> [Exercise details]:
Determine which lines of the records include the word "coast", and copy them.

[Stored records]

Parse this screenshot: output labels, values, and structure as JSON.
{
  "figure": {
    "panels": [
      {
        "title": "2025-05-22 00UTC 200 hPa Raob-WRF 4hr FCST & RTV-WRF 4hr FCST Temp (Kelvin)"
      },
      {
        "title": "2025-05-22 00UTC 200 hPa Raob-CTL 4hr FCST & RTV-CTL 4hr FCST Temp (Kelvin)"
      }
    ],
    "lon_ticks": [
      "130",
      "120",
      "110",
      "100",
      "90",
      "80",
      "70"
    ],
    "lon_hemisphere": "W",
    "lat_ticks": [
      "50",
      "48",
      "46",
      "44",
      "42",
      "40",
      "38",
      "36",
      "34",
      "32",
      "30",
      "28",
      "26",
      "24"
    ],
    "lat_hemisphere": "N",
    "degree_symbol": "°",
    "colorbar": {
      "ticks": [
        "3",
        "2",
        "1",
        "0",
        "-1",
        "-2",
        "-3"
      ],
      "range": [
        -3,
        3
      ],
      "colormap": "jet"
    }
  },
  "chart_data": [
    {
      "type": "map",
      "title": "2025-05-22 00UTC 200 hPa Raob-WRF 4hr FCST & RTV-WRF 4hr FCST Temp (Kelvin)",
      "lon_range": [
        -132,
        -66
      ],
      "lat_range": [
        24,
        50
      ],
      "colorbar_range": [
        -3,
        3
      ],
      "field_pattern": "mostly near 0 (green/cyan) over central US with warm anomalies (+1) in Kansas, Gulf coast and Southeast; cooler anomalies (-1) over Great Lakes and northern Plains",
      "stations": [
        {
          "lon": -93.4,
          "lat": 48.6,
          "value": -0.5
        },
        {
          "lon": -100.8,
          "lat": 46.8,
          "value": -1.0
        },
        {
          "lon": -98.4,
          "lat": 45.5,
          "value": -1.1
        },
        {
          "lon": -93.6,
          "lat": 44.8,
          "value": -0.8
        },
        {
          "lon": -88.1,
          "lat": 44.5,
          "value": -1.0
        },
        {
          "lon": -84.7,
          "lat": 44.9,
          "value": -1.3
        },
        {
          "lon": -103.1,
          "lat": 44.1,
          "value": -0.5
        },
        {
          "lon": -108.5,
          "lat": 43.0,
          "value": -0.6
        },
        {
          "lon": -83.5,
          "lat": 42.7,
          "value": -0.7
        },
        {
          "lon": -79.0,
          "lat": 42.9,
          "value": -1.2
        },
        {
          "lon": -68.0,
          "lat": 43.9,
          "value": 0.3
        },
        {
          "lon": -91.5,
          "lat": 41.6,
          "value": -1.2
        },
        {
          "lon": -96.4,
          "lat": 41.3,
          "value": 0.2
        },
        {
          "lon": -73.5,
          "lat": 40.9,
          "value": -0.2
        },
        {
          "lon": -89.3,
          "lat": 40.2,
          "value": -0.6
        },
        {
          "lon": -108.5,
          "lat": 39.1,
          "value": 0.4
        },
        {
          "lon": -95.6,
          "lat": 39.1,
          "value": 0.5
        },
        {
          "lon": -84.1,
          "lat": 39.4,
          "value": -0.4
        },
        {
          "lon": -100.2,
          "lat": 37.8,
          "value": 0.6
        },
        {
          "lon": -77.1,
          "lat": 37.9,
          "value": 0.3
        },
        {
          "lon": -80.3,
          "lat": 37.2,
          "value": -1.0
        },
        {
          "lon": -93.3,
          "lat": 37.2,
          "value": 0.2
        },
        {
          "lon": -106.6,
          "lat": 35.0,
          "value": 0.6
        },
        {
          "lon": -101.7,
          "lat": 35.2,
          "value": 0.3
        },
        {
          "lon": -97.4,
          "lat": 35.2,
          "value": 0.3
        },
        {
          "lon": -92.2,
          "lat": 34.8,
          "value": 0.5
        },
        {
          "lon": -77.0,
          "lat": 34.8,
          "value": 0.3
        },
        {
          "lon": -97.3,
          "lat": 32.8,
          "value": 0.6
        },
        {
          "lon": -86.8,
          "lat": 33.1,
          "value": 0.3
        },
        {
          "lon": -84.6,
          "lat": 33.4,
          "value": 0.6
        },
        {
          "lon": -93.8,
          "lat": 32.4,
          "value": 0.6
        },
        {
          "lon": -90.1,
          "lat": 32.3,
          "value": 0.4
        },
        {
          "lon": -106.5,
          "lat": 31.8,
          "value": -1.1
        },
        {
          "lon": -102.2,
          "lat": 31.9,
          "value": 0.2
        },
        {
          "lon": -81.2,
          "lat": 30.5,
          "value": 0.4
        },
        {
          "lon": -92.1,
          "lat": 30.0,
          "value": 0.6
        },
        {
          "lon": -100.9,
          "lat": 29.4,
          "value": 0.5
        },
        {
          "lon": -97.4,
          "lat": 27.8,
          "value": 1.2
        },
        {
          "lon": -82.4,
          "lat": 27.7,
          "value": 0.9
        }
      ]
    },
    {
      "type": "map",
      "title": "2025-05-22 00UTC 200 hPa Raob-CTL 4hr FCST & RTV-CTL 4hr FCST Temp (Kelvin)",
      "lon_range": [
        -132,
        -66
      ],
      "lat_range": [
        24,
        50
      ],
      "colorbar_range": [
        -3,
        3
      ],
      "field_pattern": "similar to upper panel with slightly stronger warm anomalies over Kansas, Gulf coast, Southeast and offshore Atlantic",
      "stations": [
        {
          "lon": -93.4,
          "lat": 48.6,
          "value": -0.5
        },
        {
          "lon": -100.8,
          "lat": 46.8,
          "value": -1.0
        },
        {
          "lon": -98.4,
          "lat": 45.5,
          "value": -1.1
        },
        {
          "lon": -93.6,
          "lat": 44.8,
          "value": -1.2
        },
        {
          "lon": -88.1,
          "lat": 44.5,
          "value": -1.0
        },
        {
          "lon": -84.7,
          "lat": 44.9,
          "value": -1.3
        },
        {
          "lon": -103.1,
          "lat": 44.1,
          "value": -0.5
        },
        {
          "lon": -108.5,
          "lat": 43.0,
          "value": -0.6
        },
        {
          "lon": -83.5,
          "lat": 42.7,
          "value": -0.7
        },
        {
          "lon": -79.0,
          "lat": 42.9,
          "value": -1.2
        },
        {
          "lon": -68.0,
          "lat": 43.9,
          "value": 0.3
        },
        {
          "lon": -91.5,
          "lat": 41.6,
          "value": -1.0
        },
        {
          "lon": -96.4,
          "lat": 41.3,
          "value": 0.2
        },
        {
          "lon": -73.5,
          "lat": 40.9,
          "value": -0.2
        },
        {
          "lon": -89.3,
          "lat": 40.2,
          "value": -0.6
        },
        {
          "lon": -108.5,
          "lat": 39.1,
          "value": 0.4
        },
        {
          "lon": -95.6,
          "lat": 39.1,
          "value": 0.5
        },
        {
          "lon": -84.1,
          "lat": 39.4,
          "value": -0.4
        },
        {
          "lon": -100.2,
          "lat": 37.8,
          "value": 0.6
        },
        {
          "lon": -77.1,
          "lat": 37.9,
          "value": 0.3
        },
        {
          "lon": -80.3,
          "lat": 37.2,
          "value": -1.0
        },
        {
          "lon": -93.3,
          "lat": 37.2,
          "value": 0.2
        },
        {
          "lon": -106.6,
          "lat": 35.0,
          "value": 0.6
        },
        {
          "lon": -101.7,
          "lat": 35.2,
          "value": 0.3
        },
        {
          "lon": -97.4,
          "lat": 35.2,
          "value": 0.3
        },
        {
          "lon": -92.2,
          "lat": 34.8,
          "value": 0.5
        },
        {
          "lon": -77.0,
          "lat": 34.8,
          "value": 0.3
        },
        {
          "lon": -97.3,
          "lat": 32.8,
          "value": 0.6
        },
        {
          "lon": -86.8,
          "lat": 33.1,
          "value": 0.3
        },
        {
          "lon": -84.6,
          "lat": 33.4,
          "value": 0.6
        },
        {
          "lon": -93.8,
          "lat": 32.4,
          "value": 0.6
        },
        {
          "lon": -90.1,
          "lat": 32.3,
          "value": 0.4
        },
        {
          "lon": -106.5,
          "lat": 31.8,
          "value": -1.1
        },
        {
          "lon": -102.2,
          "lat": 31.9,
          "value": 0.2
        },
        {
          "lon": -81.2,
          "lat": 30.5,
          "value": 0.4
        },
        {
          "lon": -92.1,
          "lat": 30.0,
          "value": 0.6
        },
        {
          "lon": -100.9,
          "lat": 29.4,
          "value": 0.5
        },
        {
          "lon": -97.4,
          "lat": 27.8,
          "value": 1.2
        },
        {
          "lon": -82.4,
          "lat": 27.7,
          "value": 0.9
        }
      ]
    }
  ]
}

> [Exercise response]:
      "field_pattern": "mostly near 0 (green/cyan) over central US with warm anomalies (+1) in Kansas, Gulf coast and Southeast; cooler anomalies (-1) over Great Lakes and northern Plains",
      "field_pattern": "similar to upper panel with slightly stronger warm anomalies over Kansas, Gulf coast, Southeast and offshore Atlantic",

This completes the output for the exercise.